[Data shown]

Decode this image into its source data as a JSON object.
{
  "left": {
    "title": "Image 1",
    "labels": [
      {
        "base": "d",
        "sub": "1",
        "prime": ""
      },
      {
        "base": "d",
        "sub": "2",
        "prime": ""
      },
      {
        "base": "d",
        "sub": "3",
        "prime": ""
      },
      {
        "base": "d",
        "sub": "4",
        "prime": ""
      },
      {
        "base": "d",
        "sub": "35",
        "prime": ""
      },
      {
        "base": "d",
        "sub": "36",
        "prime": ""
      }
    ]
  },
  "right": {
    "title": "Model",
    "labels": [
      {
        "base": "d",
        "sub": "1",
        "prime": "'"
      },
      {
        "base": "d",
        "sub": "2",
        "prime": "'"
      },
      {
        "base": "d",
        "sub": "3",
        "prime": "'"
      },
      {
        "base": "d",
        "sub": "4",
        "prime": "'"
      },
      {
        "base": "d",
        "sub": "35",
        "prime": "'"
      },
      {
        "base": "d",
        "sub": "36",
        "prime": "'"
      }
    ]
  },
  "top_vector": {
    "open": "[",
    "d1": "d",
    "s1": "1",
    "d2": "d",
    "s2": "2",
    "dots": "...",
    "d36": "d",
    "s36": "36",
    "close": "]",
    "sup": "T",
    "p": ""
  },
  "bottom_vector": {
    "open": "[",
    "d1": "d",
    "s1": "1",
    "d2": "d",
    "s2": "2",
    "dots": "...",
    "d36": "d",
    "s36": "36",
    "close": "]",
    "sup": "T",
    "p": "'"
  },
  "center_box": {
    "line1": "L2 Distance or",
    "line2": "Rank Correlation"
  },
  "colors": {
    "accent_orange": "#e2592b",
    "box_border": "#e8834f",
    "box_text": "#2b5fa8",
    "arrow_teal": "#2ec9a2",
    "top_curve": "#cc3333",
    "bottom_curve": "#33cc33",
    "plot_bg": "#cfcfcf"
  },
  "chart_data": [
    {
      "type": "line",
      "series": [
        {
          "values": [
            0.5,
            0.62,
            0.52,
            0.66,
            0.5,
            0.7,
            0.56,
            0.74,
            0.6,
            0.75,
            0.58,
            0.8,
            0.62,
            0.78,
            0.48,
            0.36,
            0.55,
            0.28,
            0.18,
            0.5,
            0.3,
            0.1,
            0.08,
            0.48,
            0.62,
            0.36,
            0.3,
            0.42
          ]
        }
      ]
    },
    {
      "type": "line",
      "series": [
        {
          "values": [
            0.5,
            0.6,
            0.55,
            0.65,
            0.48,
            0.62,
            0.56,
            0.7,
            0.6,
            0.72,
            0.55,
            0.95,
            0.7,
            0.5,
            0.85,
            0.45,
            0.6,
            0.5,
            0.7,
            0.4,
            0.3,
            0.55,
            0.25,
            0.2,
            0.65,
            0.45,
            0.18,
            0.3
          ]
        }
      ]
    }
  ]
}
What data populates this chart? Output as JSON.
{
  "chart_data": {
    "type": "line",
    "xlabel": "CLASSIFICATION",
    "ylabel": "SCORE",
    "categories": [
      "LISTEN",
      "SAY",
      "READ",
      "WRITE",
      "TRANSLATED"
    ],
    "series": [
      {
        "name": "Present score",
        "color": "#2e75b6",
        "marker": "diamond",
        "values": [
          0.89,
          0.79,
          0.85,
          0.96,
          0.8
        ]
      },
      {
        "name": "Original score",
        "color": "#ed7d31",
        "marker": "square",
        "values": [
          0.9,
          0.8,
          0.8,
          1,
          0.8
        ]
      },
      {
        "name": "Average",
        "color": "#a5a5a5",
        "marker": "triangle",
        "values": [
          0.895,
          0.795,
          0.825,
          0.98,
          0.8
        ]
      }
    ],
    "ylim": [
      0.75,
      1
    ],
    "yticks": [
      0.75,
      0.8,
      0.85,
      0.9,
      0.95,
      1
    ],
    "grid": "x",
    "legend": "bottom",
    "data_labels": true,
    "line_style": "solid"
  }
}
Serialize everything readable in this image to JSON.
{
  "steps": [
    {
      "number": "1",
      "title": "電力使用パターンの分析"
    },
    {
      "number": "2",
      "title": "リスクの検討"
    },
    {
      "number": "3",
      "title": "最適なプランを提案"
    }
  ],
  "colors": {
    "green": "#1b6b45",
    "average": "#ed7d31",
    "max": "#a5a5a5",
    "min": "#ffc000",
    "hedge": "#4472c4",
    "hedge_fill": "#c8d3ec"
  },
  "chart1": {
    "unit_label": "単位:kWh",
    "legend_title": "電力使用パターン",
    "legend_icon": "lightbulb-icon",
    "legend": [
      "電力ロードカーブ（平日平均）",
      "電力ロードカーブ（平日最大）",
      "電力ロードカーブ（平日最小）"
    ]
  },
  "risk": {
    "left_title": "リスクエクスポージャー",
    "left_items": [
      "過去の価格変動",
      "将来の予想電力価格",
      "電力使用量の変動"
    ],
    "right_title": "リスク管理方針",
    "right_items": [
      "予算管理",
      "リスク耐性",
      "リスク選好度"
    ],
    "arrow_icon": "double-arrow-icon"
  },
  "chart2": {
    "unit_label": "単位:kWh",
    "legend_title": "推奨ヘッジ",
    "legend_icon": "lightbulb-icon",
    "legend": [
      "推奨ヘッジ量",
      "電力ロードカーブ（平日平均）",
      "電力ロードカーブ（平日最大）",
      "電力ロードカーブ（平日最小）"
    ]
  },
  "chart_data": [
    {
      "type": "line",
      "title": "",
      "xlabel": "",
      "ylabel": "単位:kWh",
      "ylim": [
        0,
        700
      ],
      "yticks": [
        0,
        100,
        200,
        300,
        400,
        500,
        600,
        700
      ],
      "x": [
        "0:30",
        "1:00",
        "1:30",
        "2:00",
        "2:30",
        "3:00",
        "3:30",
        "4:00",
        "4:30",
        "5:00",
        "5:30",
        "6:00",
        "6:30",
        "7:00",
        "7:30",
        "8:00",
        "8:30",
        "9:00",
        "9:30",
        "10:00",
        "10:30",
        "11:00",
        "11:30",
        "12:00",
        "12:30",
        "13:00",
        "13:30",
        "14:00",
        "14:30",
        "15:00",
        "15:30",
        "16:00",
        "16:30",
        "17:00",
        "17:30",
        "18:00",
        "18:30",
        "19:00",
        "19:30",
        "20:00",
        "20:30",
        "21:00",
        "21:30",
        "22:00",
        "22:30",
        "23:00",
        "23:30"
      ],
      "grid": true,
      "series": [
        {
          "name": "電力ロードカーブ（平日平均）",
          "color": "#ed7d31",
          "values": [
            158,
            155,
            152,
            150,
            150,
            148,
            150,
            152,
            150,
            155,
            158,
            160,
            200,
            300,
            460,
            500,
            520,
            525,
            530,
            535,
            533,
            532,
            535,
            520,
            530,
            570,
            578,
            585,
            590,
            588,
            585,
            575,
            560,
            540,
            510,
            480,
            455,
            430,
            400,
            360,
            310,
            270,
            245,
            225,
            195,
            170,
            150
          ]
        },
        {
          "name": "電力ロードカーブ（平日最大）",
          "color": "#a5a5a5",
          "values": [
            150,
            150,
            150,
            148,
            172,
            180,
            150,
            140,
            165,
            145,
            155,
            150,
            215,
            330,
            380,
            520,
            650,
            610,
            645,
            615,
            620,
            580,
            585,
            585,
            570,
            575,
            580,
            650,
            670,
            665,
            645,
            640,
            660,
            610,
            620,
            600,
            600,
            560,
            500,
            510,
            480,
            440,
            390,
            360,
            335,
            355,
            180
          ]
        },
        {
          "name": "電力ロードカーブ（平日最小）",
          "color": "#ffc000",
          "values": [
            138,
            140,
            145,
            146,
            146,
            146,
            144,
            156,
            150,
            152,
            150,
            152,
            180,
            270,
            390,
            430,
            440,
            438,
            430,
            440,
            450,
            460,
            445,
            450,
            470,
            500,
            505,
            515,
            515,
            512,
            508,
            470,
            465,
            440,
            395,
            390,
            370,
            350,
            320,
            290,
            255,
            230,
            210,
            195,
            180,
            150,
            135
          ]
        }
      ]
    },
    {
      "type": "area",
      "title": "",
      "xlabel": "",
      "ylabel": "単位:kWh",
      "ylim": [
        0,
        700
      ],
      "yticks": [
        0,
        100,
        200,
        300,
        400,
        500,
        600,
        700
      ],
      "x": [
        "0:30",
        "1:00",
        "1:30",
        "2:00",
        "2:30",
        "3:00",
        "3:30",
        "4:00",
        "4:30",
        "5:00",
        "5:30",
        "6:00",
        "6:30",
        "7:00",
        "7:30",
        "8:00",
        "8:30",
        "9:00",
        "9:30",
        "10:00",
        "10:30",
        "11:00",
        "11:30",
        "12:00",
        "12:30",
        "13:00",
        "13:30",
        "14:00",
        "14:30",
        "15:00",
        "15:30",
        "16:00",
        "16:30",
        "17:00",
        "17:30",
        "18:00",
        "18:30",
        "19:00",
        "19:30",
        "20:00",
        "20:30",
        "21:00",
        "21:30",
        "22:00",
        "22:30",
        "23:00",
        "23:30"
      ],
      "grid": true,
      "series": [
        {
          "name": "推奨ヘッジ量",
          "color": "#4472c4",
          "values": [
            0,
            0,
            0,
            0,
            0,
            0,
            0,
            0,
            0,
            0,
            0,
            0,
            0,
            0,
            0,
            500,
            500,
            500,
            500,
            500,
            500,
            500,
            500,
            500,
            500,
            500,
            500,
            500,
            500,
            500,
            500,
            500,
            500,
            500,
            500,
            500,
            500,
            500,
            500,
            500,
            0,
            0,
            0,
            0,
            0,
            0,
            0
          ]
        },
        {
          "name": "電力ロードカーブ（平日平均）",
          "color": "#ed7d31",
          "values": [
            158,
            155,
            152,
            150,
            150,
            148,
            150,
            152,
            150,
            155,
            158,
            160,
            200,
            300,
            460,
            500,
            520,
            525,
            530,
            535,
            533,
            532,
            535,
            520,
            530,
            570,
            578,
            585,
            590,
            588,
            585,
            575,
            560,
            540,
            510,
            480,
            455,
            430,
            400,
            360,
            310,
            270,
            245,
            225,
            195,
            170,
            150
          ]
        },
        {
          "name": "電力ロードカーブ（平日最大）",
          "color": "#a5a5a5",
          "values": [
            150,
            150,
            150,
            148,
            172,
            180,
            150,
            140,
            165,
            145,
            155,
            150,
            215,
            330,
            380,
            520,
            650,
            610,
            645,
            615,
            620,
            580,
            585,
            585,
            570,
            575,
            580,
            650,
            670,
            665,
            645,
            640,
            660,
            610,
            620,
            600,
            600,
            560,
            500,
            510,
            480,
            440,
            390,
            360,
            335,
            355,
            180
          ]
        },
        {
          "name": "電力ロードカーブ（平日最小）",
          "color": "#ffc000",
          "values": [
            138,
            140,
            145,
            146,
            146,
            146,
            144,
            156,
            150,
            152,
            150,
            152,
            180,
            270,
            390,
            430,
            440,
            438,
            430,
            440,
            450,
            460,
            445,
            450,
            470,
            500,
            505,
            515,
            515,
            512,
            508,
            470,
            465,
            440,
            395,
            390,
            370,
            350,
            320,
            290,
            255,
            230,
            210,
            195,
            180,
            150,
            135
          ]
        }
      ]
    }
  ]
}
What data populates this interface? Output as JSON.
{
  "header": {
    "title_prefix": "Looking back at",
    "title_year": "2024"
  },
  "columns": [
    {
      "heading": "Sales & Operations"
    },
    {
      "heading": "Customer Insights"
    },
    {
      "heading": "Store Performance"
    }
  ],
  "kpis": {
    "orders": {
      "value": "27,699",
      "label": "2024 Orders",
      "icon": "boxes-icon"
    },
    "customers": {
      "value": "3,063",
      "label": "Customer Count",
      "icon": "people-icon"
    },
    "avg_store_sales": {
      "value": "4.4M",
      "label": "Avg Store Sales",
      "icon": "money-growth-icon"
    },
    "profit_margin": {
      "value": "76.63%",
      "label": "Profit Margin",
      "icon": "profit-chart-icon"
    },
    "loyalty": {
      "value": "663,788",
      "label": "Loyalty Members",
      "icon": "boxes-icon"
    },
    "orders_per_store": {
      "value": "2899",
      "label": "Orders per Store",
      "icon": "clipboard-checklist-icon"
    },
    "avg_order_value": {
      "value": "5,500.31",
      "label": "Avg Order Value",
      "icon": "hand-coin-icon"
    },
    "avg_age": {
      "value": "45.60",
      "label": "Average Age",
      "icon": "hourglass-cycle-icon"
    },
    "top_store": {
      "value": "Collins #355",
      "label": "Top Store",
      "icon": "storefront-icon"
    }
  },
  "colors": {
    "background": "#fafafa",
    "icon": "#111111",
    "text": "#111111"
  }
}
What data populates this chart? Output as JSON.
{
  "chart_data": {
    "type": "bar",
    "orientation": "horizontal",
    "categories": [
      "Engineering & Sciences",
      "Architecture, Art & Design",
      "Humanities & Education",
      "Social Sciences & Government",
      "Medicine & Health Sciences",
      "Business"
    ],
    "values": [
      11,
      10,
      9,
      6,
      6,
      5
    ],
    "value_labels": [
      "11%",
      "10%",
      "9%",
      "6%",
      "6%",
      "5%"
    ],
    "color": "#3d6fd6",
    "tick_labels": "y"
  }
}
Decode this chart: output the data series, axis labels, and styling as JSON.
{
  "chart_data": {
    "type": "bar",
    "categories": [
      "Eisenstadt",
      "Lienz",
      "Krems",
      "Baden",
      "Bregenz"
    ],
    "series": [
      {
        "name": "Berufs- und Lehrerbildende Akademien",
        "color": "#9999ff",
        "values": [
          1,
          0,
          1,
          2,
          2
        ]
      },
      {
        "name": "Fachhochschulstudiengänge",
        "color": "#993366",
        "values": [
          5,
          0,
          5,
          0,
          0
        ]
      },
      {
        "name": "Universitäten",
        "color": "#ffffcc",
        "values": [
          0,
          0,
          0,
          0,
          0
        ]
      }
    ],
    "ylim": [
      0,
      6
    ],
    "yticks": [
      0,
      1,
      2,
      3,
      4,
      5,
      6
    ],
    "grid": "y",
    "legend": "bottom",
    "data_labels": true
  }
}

[What needs to be done] Read the lines above. Gather those in which the string "JSON" is found.

[Solution below]
Decode this image into its source data as a JSON object.
What data populates this chart? Output as JSON.
Serialize everything readable in this image to JSON.
What data populates this interface? Output as JSON.
What data populates this chart? Output as JSON.
Decode this chart: output the data series, axis labels, and styling as JSON.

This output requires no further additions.